Work to be completed
Pictures aside, write out every record exactly as it appears.

Stored items
----

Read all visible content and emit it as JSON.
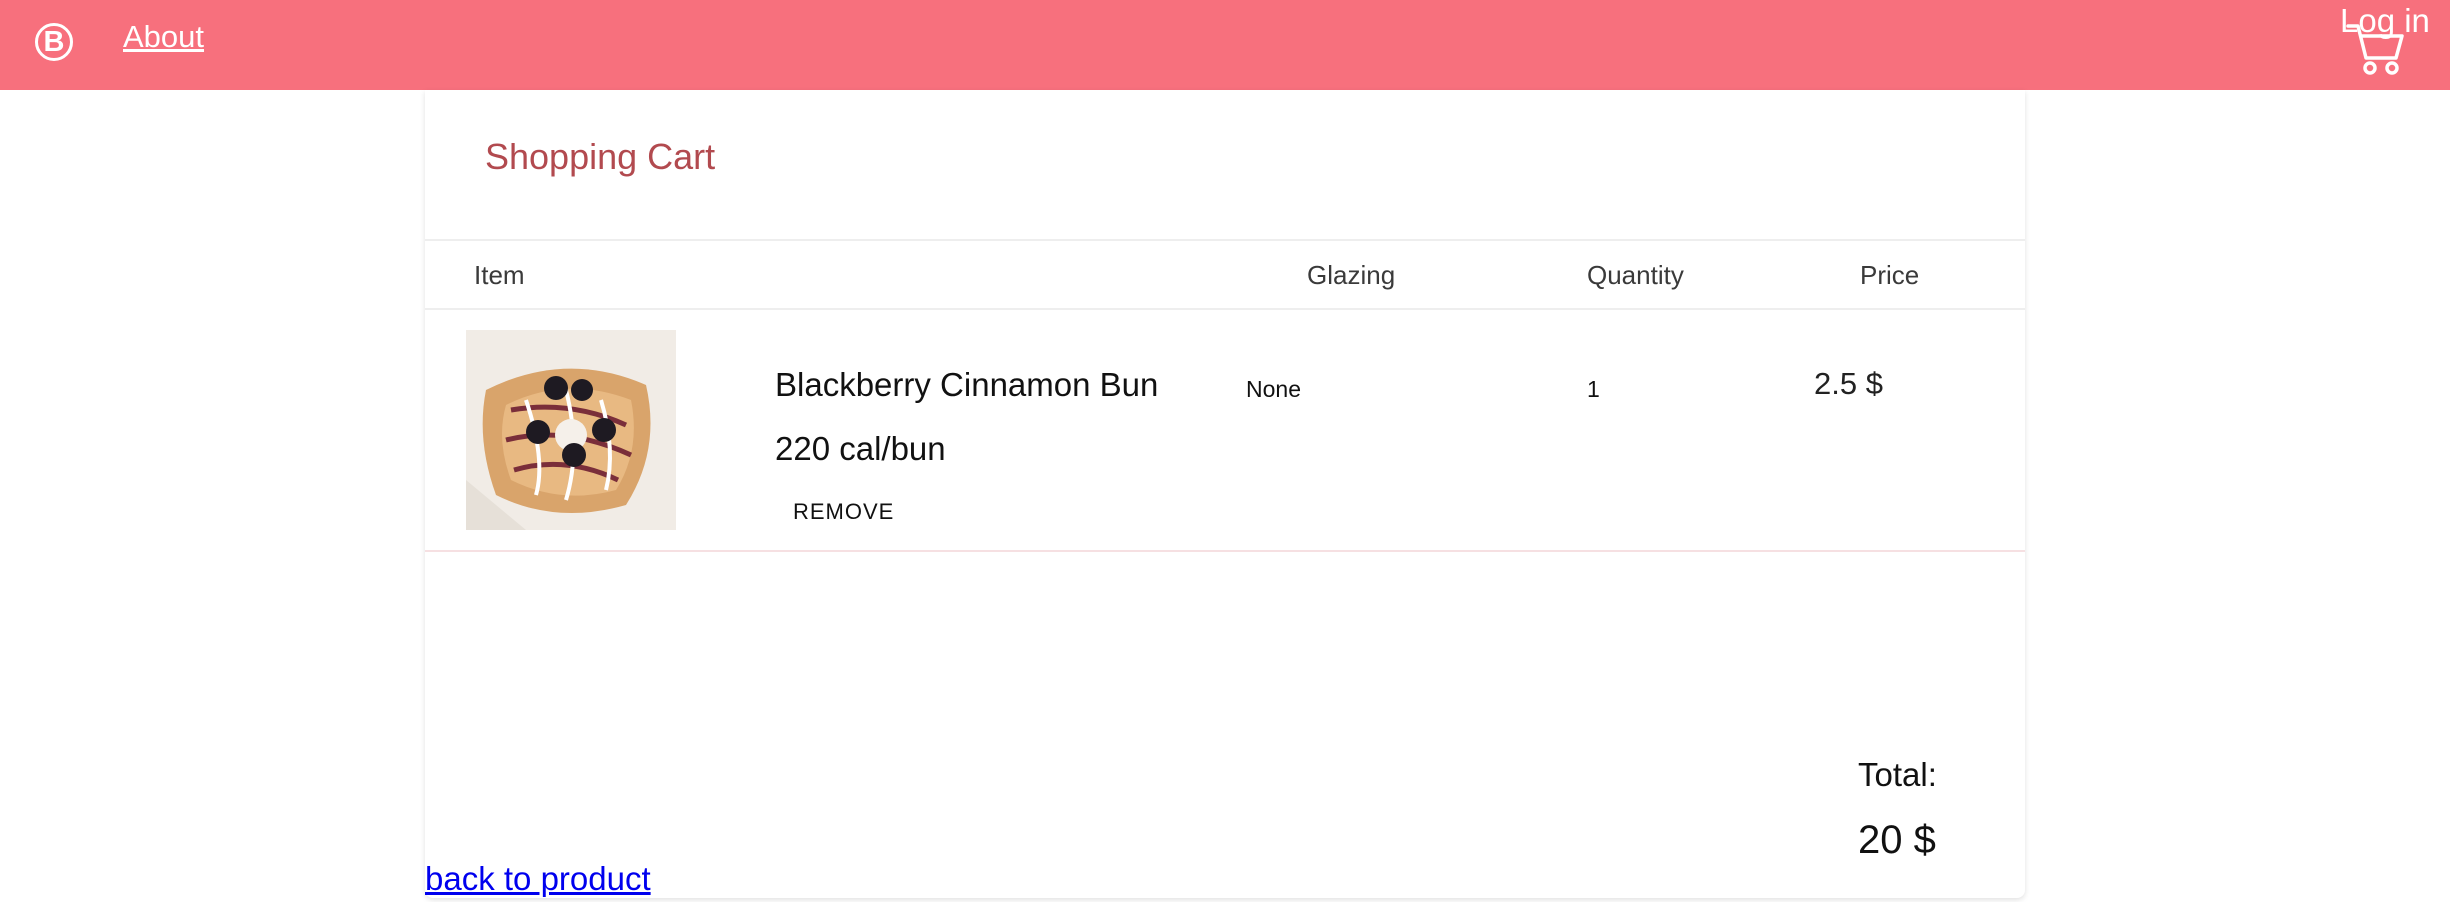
{
  "header": {
    "logo_letter": "B",
    "about_label": "About",
    "login_label": "Log in",
    "cart_icon": "shopping-cart-icon",
    "bg_color": "#f7707d"
  },
  "cart": {
    "title": "Shopping Cart",
    "columns": {
      "item": "Item",
      "glazing": "Glazing",
      "quantity": "Quantity",
      "price": "Price"
    },
    "items": [
      {
        "name": "Blackberry Cinnamon Bun",
        "calories": "220 cal/bun",
        "glazing": "None",
        "quantity": "1",
        "price": "2.5 $",
        "remove_label": "REMOVE"
      }
    ],
    "total_label": "Total:",
    "total_value": "20 $"
  },
  "back_link": "back to product",
  "colors": {
    "title": "#b24a4f",
    "link": "#0000ee"
  }
}
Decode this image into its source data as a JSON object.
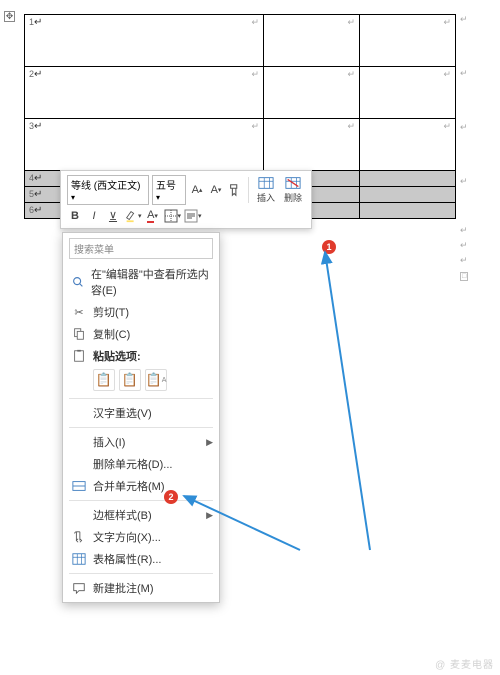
{
  "table": {
    "rows": [
      {
        "cells": [
          "1",
          "",
          ""
        ],
        "thin": false
      },
      {
        "cells": [
          "2",
          "",
          ""
        ],
        "thin": false
      },
      {
        "cells": [
          "3",
          "",
          ""
        ],
        "thin": false
      },
      {
        "cells": [
          "4",
          "",
          ""
        ],
        "thin": true
      },
      {
        "cells": [
          "5",
          "",
          ""
        ],
        "thin": true
      },
      {
        "cells": [
          "6",
          "",
          ""
        ],
        "thin": true
      }
    ]
  },
  "miniToolbar": {
    "font": "等线 (西文正文)",
    "size": "五号",
    "insert": "插入",
    "delete": "删除"
  },
  "ctx": {
    "search_placeholder": "搜索菜单",
    "lookup": "在\"编辑器\"中查看所选内容(E)",
    "cut": "剪切(T)",
    "copy": "复制(C)",
    "paste_label": "粘贴选项:",
    "hanzi": "汉字重选(V)",
    "insert": "插入(I)",
    "delete_cells": "删除单元格(D)...",
    "merge": "合并单元格(M)",
    "border": "边框样式(B)",
    "text_dir": "文字方向(X)...",
    "table_props": "表格属性(R)...",
    "new_comment": "新建批注(M)"
  },
  "badges": {
    "one": "1",
    "two": "2"
  },
  "watermark": "@ 麦麦电器"
}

----

Exercise result
Read all visible content and emit it as JSON.
{
  "header": {
    "logo_letter": "B",
    "about_label": "About",
    "login_label": "Log in",
    "cart_icon": "shopping-cart-icon",
    "bg_color": "#f7707d"
  },
  "cart": {
    "title": "Shopping Cart",
    "columns": {
      "item": "Item",
      "glazing": "Glazing",
      "quantity": "Quantity",
      "price": "Price"
    },
    "items": [
      {
        "name": "Blackberry Cinnamon Bun",
        "calories": "220 cal/bun",
        "glazing": "None",
        "quantity": "1",
        "price": "2.5 $",
        "remove_label": "REMOVE"
      }
    ],
    "total_label": "Total:",
    "total_value": "20 $"
  },
  "back_link": "back to product",
  "colors": {
    "title": "#b24a4f",
    "link": "#0000ee"
  }
}
Decode this image into its source data as a JSON object.
{
  "table": {
    "rows": [
      {
        "cells": [
          "1",
          "",
          ""
        ],
        "thin": false
      },
      {
        "cells": [
          "2",
          "",
          ""
        ],
        "thin": false
      },
      {
        "cells": [
          "3",
          "",
          ""
        ],
        "thin": false
      },
      {
        "cells": [
          "4",
          "",
          ""
        ],
        "thin": true
      },
      {
        "cells": [
          "5",
          "",
          ""
        ],
        "thin": true
      },
      {
        "cells": [
          "6",
          "",
          ""
        ],
        "thin": true
      }
    ]
  },
  "miniToolbar": {
    "font": "等线 (西文正文)",
    "size": "五号",
    "insert": "插入",
    "delete": "删除"
  },
  "ctx": {
    "search_placeholder": "搜索菜单",
    "lookup": "在\"编辑器\"中查看所选内容(E)",
    "cut": "剪切(T)",
    "copy": "复制(C)",
    "paste_label": "粘贴选项:",
    "hanzi": "汉字重选(V)",
    "insert": "插入(I)",
    "delete_cells": "删除单元格(D)...",
    "merge": "合并单元格(M)",
    "border": "边框样式(B)",
    "text_dir": "文字方向(X)...",
    "table_props": "表格属性(R)...",
    "new_comment": "新建批注(M)"
  },
  "badges": {
    "one": "1",
    "two": "2"
  },
  "watermark": "@ 麦麦电器"
}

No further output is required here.